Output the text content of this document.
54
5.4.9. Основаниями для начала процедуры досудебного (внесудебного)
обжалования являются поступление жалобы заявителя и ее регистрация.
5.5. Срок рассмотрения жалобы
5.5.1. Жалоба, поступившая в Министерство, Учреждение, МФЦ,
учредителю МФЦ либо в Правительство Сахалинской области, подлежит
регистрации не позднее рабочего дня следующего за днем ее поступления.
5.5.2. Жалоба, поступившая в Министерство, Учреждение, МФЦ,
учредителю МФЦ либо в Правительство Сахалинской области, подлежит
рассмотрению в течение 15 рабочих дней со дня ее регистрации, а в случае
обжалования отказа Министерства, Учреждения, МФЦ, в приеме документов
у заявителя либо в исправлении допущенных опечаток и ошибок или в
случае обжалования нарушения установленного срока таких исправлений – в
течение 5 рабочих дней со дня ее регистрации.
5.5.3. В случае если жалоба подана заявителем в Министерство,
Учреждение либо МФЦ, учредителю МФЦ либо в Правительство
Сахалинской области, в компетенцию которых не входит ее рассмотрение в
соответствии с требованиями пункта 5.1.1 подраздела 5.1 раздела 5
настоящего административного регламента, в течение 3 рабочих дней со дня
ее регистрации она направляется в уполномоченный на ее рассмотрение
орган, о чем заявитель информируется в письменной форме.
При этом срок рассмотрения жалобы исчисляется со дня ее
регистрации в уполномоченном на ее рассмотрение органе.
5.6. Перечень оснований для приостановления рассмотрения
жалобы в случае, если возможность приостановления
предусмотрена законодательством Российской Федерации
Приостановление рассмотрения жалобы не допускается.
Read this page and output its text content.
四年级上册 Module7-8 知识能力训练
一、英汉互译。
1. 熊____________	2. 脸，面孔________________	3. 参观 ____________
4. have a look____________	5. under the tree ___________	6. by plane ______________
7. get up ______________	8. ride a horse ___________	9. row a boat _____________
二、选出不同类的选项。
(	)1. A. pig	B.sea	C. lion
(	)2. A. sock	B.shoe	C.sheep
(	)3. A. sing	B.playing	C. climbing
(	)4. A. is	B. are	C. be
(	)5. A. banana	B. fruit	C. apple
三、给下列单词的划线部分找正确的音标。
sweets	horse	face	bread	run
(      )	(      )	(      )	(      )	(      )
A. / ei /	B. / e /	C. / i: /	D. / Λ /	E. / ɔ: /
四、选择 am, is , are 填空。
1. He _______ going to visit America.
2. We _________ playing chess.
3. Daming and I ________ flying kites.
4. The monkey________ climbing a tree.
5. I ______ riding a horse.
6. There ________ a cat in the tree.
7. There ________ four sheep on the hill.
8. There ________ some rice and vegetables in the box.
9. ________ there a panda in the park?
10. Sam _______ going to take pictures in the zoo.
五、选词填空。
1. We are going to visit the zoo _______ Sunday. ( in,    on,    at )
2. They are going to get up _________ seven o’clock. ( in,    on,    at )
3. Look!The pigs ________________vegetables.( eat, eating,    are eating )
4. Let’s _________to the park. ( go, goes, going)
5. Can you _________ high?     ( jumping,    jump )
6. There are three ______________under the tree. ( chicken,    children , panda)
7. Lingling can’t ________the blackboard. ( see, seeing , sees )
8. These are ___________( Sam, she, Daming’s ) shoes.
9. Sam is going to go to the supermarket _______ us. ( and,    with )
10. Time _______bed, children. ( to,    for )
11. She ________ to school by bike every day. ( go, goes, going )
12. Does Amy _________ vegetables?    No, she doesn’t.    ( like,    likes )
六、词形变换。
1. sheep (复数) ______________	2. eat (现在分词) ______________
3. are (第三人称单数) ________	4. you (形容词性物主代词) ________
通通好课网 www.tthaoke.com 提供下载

→ Stated problem
Without leaving anything out, quote all the data.

→ Answer to the task
Output the text content of this document.
54
5.4.9. Основаниями для начала процедуры досудебного (внесудебного)
обжалования являются поступление жалобы заявителя и ее регистрация.
5.5. Срок рассмотрения жалобы
5.5.1. Жалоба, поступившая в Министерство, Учреждение, МФЦ,
учредителю МФЦ либо в Правительство Сахалинской области, подлежит
регистрации не позднее рабочего дня следующего за днем ее поступления.
5.5.2. Жалоба, поступившая в Министерство, Учреждение, МФЦ,
учредителю МФЦ либо в Правительство Сахалинской области, подлежит
рассмотрению в течение 15 рабочих дней со дня ее регистрации, а в случае
обжалования отказа Министерства, Учреждения, МФЦ, в приеме документов
у заявителя либо в исправлении допущенных опечаток и ошибок или в
случае обжалования нарушения установленного срока таких исправлений – в
течение 5 рабочих дней со дня ее регистрации.
5.5.3. В случае если жалоба подана заявителем в Министерство,
Учреждение либо МФЦ, учредителю МФЦ либо в Правительство
Сахалинской области, в компетенцию которых не входит ее рассмотрение в
соответствии с требованиями пункта 5.1.1 подраздела 5.1 раздела 5
настоящего административного регламента, в течение 3 рабочих дней со дня
ее регистрации она направляется в уполномоченный на ее рассмотрение
орган, о чем заявитель информируется в письменной форме.
При этом срок рассмотрения жалобы исчисляется со дня ее
регистрации в уполномоченном на ее рассмотрение органе.
5.6. Перечень оснований для приостановления рассмотрения
жалобы в случае, если возможность приостановления
предусмотрена законодательством Российской Федерации
Приостановление рассмотрения жалобы не допускается.
Read this page and output its text content.
四年级上册 Module7-8 知识能力训练
一、英汉互译。
1. 熊____________	2. 脸，面孔________________	3. 参观 ____________
4. have a look____________	5. under the tree ___________	6. by plane ______________
7. get up ______________	8. ride a horse ___________	9. row a boat _____________
二、选出不同类的选项。
(	)1. A. pig	B.sea	C. lion
(	)2. A. sock	B.shoe	C.sheep
(	)3. A. sing	B.playing	C. climbing
(	)4. A. is	B. are	C. be
(	)5. A. banana	B. fruit	C. apple
三、给下列单词的划线部分找正确的音标。
sweets	horse	face	bread	run
(      )	(      )	(      )	(      )	(      )
A. / ei /	B. / e /	C. / i: /	D. / Λ /	E. / ɔ: /
四、选择 am, is , are 填空。
1. He _______ going to visit America.
2. We _________ playing chess.
3. Daming and I ________ flying kites.
4. The monkey________ climbing a tree.
5. I ______ riding a horse.
6. There ________ a cat in the tree.
7. There ________ four sheep on the hill.
8. There ________ some rice and vegetables in the box.
9. ________ there a panda in the park?
10. Sam _______ going to take pictures in the zoo.
五、选词填空。
1. We are going to visit the zoo _______ Sunday. ( in,    on,    at )
2. They are going to get up _________ seven o’clock. ( in,    on,    at )
3. Look!The pigs ________________vegetables.( eat, eating,    are eating )
4. Let’s _________to the park. ( go, goes, going)
5. Can you _________ high?     ( jumping,    jump )
6. There are three ______________under the tree. ( chicken,    children , panda)
7. Lingling can’t ________the blackboard. ( see, seeing , sees )
8. These are ___________( Sam, she, Daming’s ) shoes.
9. Sam is going to go to the supermarket _______ us. ( and,    with )
10. Time _______bed, children. ( to,    for )
11. She ________ to school by bike every day. ( go, goes, going )
12. Does Amy _________ vegetables?    No, she doesn’t.    ( like,    likes )
六、词形变换。
1. sheep (复数) ______________	2. eat (现在分词) ______________
3. are (第三人称单数) ________	4. you (形容词性物主代词) ________
通通好课网 www.tthaoke.com 提供下载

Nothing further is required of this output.